▸ GIVEN PROBLEM
Every line holding the string "middle" should be gathered.

Records from a data source:
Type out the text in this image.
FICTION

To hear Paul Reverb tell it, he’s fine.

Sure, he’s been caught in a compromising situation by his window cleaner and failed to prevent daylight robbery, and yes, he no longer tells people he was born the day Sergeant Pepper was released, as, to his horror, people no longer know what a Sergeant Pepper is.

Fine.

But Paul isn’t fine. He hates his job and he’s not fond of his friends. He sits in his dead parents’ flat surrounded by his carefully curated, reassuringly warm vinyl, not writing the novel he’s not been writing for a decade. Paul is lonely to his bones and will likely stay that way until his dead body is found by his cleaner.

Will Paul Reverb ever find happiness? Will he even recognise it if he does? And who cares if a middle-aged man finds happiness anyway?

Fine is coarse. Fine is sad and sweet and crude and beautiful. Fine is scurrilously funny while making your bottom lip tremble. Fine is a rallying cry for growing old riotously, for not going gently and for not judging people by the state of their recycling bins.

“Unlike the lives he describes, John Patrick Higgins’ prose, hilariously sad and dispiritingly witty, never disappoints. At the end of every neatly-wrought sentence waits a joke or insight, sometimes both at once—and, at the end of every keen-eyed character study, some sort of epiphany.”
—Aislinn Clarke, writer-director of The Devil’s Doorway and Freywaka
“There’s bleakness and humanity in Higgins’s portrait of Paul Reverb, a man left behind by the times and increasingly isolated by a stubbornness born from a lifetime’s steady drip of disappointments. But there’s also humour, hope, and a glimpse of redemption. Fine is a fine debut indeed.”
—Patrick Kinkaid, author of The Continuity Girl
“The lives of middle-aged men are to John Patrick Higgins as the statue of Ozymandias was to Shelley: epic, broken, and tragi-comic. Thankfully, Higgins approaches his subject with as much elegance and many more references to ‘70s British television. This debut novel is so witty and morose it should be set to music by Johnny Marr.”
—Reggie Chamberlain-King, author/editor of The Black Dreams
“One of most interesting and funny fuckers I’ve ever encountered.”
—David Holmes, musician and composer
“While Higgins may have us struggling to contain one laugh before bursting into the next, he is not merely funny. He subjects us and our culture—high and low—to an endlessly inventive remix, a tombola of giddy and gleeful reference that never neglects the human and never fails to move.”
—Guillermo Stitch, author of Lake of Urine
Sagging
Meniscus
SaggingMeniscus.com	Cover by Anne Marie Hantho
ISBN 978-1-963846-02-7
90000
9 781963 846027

▸ CORRECT RESPONSE
Will Paul Reverb ever find happiness? Will he even recognise it if he does? And who cares if a middle-aged man finds happiness anyway?
“The lives of middle-aged men are to John Patrick Higgins as the statue of Ozymandias was to Shelley: epic, broken, and tragi-comic. Thankfully, Higgins approaches his subject with as much elegance and many more references to ‘70s British television. This debut novel is so witty and morose it should be set to music by Johnny Marr.”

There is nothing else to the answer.